• [GOAL]: Answer with one number: how many lines hold "Real".

* START DATA TO USE *

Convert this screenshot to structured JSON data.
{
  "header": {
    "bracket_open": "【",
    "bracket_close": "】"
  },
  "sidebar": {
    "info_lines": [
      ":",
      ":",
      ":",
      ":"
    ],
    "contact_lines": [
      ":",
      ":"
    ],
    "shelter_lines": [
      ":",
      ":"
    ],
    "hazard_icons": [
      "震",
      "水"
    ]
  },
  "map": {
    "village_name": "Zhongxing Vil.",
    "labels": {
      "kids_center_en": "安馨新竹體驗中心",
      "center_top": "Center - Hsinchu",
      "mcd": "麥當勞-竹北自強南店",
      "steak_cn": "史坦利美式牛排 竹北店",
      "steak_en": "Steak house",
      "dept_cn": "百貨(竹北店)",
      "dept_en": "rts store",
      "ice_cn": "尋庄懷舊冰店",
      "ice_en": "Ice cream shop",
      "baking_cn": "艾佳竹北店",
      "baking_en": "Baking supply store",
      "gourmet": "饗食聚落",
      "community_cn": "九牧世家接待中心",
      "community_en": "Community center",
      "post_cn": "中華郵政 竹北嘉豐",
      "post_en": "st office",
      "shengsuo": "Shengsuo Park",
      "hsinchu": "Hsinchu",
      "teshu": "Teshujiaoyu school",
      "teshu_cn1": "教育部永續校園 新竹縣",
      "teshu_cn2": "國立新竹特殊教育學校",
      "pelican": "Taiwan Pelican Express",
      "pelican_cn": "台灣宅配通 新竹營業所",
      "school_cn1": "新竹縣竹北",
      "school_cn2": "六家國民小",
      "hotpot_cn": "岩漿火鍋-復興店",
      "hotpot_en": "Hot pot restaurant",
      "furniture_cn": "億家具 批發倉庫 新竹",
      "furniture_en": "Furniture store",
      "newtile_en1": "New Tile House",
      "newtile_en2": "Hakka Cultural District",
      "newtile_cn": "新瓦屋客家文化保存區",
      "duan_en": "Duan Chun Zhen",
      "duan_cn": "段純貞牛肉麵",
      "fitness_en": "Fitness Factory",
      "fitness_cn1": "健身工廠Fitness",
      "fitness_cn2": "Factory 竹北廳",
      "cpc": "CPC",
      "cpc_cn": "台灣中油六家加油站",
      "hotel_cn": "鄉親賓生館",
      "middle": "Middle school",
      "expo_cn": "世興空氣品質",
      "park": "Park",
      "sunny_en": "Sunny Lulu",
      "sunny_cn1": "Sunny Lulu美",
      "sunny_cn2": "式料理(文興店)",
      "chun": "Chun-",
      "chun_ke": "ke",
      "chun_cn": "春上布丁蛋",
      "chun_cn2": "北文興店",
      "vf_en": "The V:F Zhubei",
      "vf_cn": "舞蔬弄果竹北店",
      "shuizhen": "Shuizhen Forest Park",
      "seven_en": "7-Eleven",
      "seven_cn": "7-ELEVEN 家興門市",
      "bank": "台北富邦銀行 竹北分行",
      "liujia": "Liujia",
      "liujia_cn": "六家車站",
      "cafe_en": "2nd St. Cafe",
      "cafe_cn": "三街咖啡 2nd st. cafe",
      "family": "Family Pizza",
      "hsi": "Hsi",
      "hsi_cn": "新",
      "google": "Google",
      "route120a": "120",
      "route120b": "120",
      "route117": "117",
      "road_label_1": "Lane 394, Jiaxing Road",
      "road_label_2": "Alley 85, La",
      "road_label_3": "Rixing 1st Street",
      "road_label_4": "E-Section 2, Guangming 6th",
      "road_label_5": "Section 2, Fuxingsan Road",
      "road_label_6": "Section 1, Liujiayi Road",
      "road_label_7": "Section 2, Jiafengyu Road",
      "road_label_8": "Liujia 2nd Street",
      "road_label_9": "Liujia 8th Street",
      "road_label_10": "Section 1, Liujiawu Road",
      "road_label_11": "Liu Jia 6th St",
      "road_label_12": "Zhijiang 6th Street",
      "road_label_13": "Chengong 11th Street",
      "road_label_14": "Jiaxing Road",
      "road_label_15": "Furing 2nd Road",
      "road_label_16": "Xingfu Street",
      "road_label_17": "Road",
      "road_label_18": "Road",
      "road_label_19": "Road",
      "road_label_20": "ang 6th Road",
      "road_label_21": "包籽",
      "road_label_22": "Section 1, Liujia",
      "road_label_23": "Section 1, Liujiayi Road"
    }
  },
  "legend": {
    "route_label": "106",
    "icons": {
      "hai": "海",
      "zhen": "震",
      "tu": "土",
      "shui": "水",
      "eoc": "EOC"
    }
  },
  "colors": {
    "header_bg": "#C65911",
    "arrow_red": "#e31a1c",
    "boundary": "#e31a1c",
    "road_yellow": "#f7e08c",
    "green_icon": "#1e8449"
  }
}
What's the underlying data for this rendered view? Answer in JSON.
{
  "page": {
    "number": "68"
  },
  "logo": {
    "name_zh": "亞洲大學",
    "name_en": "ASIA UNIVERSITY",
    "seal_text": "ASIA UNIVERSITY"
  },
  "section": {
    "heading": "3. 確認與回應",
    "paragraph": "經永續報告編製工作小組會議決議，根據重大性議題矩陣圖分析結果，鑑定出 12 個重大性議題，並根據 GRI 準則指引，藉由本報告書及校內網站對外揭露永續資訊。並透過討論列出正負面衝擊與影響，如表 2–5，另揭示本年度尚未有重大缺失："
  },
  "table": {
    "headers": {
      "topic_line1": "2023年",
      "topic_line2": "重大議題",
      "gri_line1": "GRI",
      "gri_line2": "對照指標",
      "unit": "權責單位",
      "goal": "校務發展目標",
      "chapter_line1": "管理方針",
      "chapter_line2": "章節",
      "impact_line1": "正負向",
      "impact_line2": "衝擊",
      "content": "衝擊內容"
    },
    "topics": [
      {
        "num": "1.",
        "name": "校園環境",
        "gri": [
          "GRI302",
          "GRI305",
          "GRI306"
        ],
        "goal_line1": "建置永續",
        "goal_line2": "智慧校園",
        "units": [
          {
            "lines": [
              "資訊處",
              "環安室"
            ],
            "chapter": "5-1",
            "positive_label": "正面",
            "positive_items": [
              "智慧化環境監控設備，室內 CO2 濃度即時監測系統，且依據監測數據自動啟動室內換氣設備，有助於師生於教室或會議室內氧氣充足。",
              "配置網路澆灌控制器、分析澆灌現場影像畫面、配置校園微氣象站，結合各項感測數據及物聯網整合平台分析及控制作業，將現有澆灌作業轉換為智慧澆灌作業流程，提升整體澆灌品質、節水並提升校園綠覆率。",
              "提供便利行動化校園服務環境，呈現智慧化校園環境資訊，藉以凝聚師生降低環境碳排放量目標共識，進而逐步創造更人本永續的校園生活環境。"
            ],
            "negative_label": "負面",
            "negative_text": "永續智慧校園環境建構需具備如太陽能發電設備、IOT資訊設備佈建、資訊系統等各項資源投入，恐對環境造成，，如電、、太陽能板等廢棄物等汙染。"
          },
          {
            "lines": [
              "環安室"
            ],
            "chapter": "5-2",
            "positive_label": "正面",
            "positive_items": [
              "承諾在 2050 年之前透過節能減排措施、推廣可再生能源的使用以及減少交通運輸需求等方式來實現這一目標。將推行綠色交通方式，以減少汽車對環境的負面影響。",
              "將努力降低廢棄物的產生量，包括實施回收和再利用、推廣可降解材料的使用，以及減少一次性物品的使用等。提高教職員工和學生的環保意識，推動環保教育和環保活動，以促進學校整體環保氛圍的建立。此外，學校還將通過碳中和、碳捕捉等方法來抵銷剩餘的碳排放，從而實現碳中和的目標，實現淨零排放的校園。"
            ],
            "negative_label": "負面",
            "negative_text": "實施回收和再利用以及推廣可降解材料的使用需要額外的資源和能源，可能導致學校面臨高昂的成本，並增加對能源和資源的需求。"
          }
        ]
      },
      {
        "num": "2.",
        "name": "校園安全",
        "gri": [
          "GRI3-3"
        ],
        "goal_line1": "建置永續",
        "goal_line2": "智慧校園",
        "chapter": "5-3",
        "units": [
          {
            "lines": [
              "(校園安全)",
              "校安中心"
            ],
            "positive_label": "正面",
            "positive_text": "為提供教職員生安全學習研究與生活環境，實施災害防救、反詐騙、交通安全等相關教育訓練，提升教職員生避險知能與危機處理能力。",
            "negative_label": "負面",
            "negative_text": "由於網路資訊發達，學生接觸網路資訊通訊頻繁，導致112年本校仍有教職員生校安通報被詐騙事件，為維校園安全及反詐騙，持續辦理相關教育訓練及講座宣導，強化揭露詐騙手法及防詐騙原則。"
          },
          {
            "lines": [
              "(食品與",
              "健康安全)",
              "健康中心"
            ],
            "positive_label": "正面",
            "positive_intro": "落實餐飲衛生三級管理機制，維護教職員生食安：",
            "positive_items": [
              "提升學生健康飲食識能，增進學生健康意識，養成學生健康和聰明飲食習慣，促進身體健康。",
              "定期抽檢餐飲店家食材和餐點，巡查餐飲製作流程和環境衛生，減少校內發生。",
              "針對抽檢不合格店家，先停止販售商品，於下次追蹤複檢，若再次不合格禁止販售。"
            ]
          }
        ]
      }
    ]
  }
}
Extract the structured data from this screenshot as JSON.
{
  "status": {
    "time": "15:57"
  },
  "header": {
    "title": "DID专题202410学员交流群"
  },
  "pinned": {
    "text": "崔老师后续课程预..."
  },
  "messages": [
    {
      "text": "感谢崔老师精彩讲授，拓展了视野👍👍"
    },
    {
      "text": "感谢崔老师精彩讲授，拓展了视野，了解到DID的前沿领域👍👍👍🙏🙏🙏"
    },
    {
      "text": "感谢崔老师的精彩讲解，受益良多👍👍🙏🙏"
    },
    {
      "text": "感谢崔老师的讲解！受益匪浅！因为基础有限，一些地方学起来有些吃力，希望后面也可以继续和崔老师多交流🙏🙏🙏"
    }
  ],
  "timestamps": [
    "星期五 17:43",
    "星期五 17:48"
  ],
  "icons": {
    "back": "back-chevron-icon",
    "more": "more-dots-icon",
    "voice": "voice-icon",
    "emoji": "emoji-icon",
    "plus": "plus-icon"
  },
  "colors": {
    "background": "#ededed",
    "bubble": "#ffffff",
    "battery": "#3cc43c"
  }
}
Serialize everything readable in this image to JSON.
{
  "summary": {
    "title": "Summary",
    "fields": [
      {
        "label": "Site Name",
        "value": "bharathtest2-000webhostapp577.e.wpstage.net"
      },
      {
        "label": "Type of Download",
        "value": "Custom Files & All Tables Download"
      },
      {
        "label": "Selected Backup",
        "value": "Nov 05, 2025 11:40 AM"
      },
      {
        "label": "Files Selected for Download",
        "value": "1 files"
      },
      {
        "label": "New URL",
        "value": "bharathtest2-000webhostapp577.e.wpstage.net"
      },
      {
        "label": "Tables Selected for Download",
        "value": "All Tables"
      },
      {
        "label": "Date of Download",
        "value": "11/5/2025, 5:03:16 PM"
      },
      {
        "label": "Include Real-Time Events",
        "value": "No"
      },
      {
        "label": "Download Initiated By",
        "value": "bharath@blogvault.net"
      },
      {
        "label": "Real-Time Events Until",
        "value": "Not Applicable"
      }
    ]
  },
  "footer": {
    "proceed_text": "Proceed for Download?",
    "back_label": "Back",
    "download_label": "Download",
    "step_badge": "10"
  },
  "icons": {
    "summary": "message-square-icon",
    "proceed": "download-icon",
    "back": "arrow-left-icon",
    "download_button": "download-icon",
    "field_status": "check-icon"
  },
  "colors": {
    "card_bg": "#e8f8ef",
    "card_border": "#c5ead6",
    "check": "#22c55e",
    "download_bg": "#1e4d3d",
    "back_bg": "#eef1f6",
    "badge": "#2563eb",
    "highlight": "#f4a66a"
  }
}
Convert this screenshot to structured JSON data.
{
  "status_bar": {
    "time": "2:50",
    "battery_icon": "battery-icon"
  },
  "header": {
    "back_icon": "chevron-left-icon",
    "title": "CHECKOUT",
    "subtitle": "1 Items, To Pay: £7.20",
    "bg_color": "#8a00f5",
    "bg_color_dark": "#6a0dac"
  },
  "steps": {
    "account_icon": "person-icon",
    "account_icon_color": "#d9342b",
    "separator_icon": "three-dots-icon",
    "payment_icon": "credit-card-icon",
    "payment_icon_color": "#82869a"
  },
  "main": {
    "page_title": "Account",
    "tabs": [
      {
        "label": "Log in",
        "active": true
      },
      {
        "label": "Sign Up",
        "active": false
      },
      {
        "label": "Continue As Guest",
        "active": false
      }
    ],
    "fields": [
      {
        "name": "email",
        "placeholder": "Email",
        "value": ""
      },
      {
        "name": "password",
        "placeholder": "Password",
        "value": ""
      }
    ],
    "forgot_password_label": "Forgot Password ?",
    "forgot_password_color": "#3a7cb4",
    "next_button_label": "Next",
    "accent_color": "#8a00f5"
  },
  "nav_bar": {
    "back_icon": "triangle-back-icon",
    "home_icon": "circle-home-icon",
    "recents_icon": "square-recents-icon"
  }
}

* END DATA TO USE *

• [THE RESULT]: 2